» **What to produce**:
Find each line holding the word "official" and give the total alone.

[Data entries for graphics]

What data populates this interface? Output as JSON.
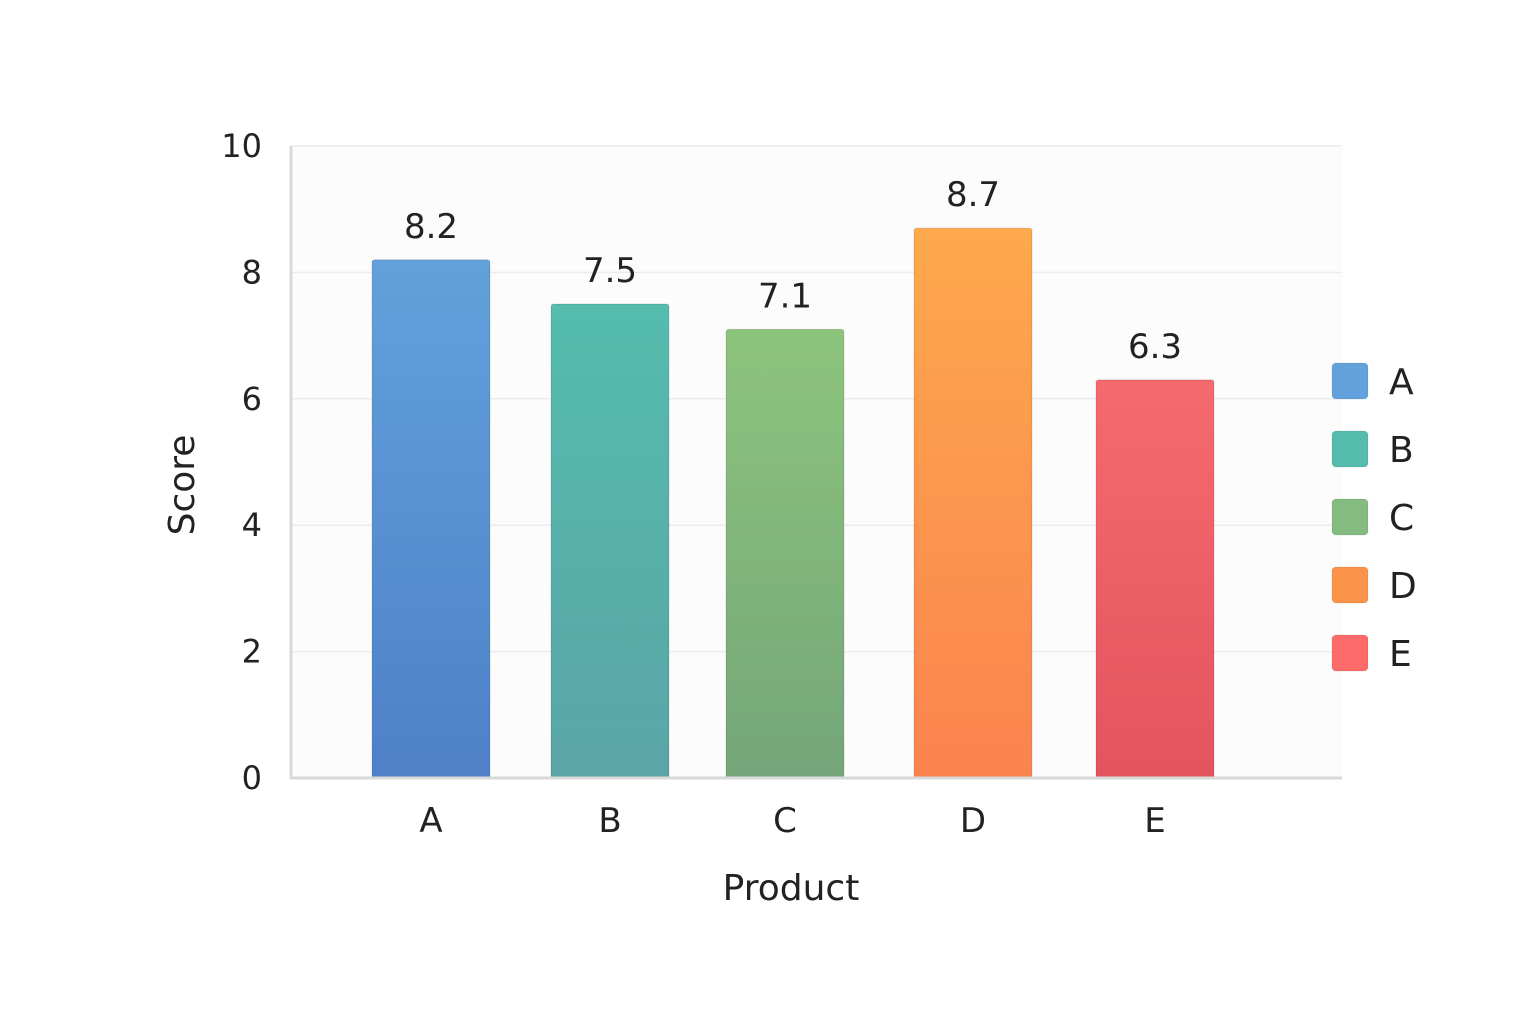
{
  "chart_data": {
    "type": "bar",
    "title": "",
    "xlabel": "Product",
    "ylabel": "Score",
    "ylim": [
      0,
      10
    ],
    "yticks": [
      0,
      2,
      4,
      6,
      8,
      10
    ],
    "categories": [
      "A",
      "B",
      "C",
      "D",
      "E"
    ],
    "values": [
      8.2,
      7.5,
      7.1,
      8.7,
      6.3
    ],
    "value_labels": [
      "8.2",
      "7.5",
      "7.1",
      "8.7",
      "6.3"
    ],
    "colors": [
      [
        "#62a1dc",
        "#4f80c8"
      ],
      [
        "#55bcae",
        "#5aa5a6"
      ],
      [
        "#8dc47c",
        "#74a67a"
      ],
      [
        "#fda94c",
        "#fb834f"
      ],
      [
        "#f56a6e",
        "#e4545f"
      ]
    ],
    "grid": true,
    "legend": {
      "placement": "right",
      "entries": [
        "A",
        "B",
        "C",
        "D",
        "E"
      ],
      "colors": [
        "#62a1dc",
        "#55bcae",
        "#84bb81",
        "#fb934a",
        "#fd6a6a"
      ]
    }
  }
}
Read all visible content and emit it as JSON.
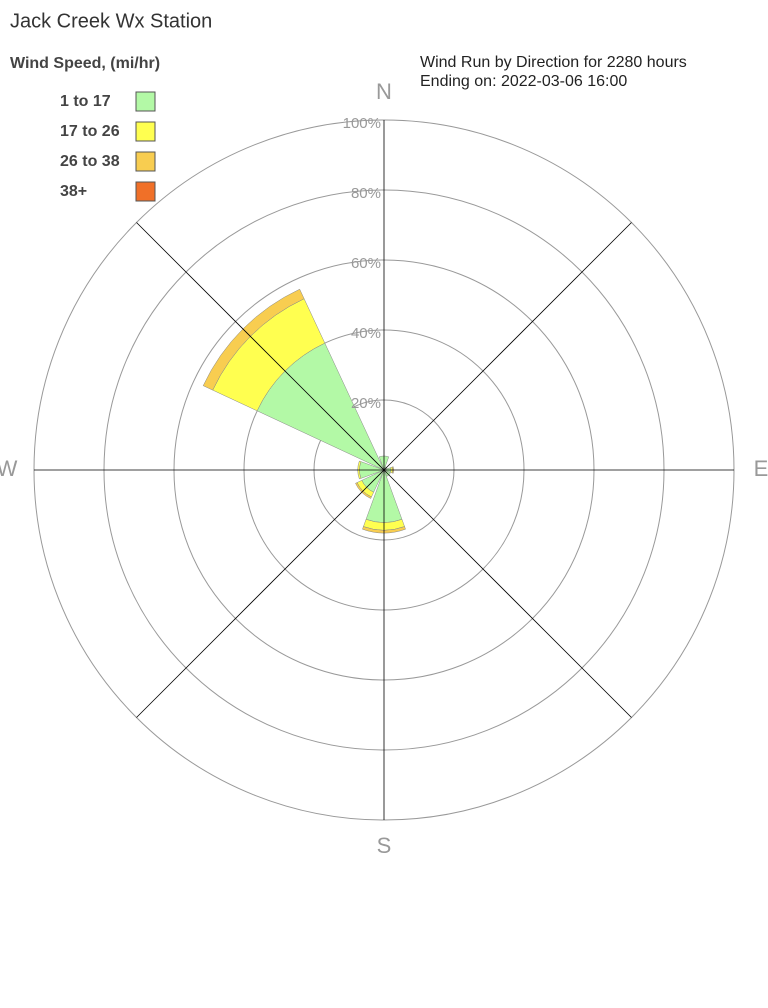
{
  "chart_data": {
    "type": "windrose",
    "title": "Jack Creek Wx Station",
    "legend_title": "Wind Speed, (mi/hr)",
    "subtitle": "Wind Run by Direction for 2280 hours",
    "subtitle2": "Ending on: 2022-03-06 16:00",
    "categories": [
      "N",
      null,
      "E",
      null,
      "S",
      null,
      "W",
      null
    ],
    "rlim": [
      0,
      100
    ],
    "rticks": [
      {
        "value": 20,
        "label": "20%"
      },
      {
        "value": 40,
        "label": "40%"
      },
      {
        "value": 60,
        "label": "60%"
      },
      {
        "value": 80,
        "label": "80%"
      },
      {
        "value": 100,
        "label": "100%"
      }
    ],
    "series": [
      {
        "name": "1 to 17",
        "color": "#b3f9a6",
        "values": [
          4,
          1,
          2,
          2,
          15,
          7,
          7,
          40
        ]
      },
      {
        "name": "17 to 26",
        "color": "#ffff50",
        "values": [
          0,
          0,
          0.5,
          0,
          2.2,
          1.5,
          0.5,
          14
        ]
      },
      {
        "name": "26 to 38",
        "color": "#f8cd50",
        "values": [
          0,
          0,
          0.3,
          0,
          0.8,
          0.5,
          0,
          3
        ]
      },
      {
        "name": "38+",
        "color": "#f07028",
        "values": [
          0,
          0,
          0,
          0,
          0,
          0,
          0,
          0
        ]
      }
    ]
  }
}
==
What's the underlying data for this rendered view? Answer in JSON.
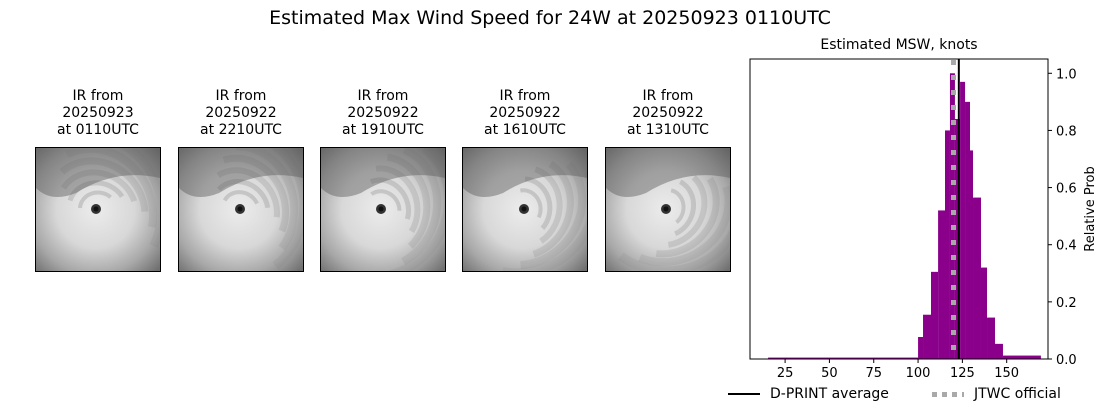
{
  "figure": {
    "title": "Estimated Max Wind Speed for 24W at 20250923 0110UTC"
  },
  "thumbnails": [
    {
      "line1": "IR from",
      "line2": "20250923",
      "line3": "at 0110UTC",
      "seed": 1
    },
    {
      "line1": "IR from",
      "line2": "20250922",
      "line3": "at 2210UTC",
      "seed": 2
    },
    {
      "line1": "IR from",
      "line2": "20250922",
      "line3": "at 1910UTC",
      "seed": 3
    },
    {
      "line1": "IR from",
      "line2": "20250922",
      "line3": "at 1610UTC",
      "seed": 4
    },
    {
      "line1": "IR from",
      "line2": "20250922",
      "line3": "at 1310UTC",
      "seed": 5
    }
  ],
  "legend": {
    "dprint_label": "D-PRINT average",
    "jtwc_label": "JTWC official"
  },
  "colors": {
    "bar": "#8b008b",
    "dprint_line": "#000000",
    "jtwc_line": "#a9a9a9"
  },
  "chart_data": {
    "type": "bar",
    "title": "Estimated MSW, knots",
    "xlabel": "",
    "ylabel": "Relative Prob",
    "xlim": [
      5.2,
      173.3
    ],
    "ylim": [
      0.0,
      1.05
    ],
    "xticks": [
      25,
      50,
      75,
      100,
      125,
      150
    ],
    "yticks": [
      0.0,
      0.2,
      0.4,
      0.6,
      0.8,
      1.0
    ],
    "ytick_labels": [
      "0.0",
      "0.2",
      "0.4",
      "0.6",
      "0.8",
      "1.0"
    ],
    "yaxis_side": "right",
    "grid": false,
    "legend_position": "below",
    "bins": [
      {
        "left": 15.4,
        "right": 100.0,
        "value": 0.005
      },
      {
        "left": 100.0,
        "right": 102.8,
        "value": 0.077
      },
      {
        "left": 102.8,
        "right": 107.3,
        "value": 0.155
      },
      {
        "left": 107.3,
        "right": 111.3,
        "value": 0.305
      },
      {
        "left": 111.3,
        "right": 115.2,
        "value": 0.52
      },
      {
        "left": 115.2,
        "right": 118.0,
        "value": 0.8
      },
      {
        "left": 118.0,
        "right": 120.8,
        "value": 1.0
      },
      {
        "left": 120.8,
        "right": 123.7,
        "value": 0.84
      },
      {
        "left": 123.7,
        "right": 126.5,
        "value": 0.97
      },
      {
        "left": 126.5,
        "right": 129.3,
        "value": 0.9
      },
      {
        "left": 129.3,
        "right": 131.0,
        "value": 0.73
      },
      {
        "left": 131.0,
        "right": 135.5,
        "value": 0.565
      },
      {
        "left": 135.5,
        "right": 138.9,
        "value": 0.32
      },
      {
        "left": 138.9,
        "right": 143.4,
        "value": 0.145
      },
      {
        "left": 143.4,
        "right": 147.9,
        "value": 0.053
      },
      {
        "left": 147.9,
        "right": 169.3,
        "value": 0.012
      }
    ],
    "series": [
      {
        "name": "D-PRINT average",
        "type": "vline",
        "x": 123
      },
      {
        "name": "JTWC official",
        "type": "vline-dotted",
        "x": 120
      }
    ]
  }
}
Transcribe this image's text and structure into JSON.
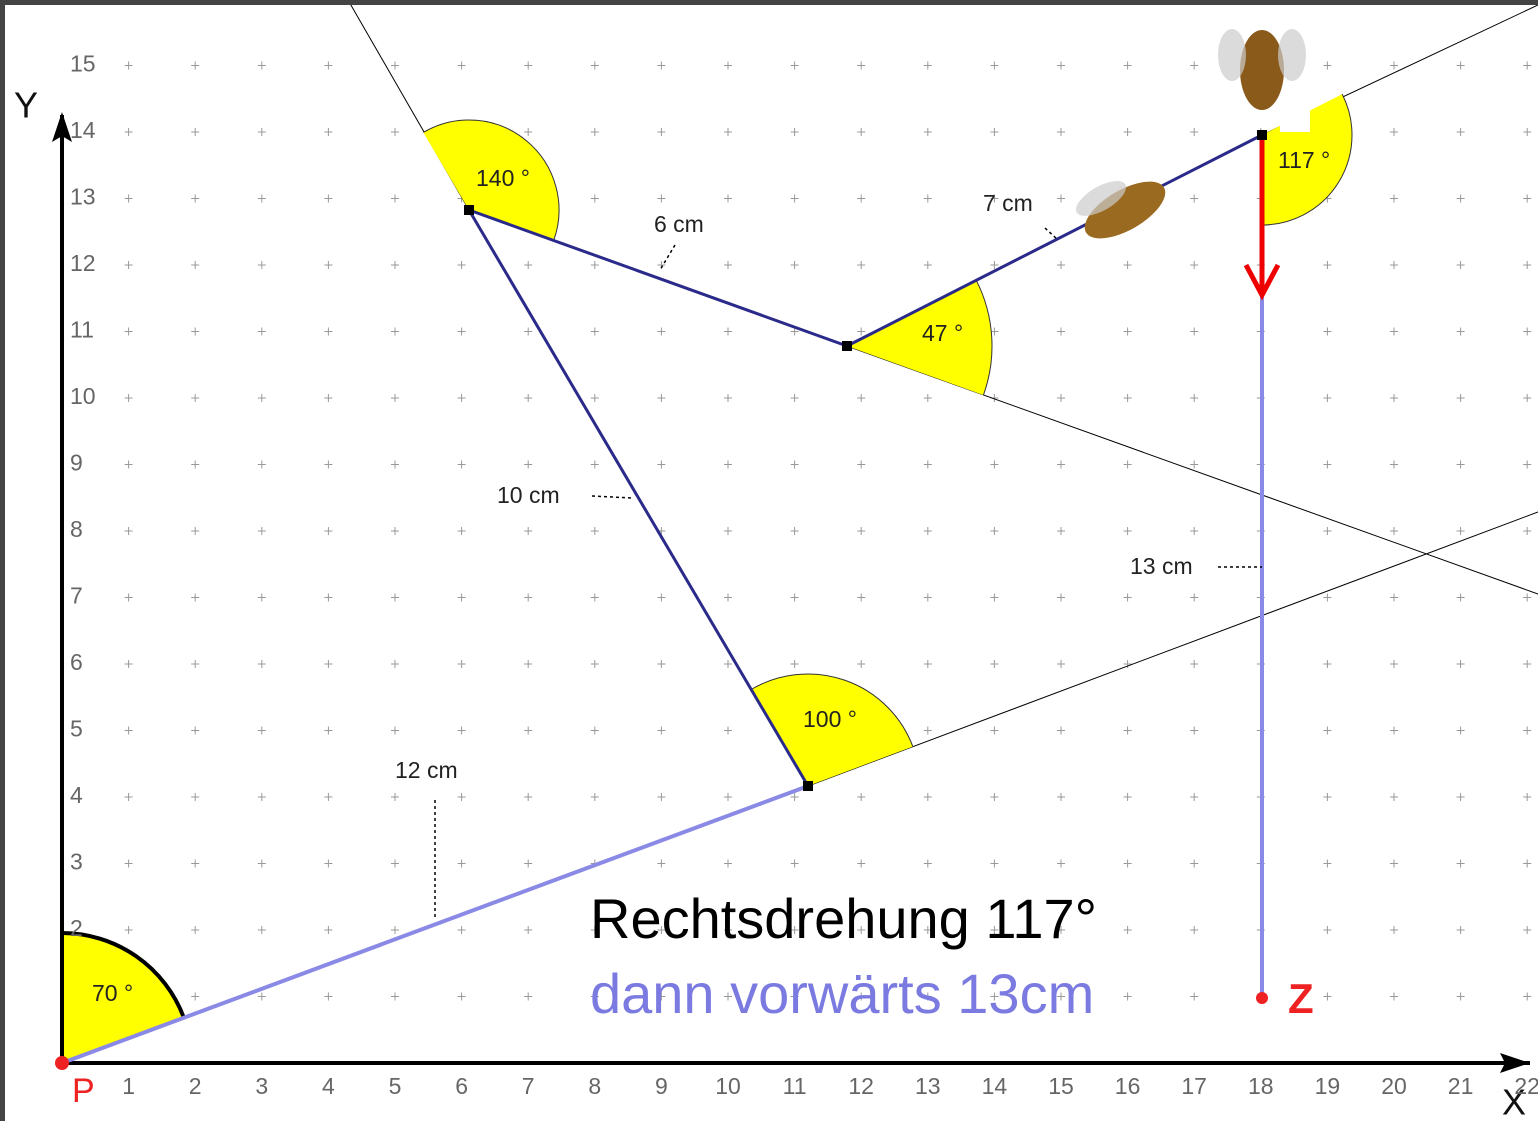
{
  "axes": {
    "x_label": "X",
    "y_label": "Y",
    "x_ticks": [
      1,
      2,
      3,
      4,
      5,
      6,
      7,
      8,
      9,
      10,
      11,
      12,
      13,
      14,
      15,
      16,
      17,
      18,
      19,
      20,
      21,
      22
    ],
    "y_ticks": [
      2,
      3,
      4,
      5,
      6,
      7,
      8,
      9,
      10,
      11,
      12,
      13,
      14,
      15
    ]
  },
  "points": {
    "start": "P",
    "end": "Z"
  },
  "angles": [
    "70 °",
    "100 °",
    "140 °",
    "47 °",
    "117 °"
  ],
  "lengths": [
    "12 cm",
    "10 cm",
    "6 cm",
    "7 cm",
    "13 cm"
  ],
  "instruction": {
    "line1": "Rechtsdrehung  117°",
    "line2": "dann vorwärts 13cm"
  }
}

» **Correct response**:
2